Stored entries

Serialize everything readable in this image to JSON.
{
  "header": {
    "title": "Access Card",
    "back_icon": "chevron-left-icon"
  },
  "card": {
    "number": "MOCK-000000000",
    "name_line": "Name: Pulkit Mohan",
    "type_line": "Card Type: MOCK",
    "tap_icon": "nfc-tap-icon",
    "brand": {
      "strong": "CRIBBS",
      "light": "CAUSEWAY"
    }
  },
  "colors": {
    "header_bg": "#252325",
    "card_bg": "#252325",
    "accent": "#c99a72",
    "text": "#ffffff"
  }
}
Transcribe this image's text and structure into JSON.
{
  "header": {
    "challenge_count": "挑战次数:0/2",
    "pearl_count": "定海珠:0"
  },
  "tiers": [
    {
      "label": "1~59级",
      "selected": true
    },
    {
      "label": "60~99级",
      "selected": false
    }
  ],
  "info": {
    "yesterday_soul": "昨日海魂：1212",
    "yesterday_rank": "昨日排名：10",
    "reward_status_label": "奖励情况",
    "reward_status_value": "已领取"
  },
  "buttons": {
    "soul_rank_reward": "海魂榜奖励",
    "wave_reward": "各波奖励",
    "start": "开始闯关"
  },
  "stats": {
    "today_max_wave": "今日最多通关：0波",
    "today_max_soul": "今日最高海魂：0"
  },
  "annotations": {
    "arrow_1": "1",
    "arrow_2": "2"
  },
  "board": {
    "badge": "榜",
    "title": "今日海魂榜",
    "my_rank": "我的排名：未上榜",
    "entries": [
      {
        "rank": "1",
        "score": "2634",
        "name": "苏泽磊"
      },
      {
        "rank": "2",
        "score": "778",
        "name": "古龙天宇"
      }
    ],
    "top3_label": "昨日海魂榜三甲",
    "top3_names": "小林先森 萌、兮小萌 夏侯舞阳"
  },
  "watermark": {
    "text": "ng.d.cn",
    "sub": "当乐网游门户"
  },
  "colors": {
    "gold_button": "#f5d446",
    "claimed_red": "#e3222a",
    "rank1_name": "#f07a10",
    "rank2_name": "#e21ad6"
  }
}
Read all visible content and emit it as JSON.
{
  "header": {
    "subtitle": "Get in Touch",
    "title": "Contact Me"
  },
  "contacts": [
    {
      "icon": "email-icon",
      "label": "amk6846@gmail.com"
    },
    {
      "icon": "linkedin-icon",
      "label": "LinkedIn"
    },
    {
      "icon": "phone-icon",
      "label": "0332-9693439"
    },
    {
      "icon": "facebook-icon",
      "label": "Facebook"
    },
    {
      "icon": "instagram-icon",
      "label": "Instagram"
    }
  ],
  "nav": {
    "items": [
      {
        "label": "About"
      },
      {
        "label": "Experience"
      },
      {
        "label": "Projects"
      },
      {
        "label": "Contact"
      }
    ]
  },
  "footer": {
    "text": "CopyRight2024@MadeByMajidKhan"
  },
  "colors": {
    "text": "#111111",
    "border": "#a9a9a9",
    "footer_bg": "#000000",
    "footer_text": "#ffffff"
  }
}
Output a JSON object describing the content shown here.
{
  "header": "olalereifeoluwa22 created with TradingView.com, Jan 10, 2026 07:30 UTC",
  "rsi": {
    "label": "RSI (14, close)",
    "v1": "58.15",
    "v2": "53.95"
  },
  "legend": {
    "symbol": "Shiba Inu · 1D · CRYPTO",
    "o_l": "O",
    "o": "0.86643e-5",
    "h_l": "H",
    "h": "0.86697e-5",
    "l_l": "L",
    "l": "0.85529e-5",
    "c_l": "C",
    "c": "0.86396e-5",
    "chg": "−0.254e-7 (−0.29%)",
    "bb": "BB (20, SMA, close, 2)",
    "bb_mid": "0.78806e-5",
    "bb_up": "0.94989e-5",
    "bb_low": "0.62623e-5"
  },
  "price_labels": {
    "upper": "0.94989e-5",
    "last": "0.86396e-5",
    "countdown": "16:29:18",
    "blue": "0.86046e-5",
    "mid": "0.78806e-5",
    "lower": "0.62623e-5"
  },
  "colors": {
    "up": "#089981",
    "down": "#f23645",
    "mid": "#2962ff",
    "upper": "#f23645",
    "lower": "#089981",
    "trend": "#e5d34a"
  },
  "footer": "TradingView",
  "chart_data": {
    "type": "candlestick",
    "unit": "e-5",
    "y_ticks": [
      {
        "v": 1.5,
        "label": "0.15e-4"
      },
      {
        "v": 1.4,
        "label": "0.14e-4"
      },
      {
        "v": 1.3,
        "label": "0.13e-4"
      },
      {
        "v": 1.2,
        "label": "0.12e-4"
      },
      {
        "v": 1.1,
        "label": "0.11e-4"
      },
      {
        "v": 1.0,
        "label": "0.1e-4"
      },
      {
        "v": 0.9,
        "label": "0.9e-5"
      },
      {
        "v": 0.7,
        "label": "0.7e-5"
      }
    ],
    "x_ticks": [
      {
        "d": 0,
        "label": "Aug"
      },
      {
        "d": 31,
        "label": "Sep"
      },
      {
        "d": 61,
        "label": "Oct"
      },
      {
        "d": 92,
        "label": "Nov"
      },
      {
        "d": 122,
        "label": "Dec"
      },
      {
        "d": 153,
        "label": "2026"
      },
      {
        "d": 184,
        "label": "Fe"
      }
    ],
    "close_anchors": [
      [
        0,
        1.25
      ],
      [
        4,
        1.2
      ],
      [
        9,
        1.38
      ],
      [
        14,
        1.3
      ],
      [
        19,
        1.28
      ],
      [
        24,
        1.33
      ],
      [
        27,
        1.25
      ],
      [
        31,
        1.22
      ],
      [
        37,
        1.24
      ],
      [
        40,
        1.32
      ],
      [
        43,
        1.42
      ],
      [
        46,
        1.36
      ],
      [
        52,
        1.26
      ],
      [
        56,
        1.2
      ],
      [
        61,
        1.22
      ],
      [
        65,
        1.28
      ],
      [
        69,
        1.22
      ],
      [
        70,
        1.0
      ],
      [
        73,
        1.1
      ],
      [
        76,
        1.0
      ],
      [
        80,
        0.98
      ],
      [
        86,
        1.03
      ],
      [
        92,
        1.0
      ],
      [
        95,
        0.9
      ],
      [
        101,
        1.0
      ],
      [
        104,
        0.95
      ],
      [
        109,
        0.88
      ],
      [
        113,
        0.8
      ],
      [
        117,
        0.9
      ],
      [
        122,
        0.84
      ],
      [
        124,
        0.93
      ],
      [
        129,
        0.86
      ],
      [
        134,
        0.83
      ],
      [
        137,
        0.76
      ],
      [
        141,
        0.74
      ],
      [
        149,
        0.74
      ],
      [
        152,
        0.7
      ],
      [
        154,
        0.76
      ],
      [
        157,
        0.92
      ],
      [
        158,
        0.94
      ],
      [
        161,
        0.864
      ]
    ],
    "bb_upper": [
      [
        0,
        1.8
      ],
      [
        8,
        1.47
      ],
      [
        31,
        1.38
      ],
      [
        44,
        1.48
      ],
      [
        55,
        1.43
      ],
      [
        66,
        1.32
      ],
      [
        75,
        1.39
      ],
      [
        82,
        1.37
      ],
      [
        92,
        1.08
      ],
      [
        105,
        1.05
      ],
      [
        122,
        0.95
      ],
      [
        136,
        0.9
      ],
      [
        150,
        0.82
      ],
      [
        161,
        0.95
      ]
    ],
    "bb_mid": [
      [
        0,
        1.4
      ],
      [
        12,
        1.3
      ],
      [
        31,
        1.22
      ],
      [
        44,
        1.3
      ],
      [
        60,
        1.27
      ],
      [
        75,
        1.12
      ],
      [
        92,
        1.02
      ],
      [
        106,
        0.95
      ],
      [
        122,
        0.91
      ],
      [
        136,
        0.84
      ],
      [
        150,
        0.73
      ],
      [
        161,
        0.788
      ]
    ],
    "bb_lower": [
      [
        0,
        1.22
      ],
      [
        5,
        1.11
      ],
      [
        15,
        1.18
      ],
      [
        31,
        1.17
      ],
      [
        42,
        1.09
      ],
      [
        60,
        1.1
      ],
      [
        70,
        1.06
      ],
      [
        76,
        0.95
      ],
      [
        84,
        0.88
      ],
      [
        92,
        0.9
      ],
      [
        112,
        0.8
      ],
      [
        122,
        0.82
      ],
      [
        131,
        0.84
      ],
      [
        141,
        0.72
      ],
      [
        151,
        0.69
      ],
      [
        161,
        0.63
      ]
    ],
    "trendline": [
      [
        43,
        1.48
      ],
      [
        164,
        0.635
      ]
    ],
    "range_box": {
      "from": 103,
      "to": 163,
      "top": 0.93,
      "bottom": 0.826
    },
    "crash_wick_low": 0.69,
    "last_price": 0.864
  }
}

Task to complete: Look through the material and copy each line that has "JSON".

Reply to the task:
Serialize everything readable in this image to JSON.
Transcribe this image's text and structure into JSON.
Read all visible content and emit it as JSON.
Output a JSON object describing the content shown here.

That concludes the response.